Dataset listings of figures:
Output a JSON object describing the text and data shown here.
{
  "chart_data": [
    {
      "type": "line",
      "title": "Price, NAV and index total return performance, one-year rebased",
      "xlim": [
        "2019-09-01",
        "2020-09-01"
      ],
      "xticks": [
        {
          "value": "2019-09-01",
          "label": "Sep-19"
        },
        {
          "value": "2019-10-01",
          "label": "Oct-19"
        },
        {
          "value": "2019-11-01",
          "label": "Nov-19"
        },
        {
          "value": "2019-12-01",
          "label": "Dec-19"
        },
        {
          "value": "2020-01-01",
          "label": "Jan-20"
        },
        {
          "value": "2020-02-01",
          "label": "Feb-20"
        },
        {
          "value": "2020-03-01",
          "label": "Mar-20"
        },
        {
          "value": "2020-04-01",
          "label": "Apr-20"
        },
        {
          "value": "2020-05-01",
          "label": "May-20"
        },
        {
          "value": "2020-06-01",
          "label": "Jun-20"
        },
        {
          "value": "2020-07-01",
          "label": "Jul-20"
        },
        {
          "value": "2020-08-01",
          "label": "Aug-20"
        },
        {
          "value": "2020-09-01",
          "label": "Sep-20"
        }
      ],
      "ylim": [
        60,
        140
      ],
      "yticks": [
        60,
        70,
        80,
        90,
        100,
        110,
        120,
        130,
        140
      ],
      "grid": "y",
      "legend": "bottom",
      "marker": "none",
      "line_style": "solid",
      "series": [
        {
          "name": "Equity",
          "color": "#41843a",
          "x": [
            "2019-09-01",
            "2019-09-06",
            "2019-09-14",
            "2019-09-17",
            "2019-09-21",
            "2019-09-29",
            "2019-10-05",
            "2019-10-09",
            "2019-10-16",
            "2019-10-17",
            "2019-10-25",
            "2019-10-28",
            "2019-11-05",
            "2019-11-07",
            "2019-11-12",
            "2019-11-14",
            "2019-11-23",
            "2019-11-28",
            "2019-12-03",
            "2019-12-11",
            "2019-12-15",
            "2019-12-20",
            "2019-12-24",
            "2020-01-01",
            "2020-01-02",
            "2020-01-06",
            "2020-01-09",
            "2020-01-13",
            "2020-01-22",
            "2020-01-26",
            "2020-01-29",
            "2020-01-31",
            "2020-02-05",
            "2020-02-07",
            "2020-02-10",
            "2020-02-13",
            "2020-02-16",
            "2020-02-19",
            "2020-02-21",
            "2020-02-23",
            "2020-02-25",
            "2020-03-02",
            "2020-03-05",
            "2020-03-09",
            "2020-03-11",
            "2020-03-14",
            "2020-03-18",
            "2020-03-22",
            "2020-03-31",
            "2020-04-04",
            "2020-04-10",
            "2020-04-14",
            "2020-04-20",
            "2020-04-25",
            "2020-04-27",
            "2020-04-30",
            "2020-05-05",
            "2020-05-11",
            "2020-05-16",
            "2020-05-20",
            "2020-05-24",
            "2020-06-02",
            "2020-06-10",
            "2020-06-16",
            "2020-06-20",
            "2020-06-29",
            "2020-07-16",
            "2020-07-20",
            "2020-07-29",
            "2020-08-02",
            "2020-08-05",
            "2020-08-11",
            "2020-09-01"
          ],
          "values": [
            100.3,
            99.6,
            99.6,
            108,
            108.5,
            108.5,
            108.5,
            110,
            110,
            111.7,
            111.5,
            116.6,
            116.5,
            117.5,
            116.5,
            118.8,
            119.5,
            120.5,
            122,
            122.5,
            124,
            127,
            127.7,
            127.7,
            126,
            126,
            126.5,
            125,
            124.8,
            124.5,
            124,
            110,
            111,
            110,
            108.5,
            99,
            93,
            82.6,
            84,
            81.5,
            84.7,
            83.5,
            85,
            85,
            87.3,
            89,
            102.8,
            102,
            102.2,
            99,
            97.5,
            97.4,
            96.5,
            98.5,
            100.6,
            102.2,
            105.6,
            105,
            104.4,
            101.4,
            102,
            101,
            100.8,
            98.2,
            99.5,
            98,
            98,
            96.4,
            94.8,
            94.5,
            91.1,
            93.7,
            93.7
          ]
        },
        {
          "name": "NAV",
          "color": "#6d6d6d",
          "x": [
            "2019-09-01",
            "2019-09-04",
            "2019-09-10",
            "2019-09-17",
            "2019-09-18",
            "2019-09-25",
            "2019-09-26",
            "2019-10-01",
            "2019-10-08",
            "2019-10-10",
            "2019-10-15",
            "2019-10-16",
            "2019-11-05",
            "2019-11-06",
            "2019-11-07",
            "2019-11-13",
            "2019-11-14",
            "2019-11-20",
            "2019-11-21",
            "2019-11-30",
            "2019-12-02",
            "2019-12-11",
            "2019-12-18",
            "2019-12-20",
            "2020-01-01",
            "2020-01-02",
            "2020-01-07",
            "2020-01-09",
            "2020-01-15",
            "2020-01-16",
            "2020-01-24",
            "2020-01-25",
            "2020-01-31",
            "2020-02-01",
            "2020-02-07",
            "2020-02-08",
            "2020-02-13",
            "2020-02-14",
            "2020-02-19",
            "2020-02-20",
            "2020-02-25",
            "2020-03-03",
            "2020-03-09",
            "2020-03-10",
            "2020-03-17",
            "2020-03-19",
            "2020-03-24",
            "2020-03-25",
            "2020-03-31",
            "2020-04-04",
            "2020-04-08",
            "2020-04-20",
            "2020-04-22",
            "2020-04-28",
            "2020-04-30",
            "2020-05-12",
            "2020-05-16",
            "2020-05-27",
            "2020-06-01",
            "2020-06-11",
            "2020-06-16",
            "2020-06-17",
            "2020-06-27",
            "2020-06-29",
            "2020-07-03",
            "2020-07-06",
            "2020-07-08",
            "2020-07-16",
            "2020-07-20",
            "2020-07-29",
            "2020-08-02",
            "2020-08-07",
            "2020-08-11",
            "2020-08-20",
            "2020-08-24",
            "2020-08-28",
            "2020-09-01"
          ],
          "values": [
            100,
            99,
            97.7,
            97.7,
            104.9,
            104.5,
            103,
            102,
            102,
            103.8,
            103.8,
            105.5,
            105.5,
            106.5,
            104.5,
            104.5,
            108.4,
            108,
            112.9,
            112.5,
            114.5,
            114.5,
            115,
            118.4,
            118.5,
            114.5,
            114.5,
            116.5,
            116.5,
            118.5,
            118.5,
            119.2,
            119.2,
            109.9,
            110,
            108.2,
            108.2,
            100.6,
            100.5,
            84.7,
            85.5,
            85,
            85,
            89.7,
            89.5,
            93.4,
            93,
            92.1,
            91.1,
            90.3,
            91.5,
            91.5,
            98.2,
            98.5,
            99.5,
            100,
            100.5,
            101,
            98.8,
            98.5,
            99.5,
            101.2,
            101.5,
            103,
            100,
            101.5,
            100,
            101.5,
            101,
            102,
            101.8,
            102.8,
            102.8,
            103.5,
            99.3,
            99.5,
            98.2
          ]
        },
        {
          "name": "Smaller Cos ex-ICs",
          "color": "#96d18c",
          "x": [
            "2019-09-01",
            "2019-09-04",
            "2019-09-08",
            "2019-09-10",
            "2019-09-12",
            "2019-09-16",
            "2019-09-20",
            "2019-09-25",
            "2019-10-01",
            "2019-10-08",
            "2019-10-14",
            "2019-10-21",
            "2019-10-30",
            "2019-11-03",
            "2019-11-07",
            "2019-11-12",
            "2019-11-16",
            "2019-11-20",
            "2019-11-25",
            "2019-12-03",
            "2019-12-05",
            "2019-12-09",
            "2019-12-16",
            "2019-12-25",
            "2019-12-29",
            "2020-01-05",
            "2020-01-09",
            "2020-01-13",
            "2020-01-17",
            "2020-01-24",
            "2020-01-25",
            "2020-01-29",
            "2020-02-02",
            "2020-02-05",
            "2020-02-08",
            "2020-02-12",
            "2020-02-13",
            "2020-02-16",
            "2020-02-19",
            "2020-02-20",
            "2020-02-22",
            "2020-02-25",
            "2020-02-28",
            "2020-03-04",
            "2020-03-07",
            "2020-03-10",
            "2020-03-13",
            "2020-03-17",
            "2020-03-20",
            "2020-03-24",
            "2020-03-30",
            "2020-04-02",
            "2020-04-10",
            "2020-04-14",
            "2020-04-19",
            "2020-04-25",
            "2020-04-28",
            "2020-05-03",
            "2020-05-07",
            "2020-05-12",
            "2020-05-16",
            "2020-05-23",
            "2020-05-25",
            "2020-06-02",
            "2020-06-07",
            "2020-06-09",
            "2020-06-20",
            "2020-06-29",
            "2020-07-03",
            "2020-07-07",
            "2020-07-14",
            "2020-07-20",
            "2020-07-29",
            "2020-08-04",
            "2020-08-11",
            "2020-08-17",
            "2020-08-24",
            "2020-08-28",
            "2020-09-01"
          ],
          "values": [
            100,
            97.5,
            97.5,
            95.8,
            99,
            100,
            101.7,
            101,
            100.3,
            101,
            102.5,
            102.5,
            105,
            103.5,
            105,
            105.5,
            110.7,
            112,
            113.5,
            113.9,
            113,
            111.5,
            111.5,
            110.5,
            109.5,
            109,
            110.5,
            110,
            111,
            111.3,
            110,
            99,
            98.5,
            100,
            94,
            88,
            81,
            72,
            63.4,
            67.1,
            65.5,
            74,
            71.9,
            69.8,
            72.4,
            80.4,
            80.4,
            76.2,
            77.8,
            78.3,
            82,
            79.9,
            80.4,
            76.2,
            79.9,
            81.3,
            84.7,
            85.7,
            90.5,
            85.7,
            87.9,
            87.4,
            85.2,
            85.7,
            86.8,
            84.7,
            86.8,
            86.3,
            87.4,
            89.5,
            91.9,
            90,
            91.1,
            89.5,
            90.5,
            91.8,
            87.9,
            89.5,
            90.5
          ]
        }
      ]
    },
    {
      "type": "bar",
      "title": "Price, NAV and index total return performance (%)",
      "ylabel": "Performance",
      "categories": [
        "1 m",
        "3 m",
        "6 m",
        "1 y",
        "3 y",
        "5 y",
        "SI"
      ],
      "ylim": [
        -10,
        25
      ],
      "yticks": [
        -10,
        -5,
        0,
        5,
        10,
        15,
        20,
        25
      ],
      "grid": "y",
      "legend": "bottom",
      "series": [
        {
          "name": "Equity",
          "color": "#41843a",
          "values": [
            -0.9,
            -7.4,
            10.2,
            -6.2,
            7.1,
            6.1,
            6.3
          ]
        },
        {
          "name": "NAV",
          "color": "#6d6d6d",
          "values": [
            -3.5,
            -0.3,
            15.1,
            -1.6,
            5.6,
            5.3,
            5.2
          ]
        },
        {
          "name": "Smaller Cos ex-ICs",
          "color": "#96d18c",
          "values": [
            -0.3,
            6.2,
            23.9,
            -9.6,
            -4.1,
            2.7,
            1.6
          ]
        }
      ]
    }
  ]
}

Brief
Check each line of the entries above for the word "return". List the ones that have it.

Answer below
      "title": "Price, NAV and index total return performance, one-year rebased",
      "title": "Price, NAV and index total return performance (%)",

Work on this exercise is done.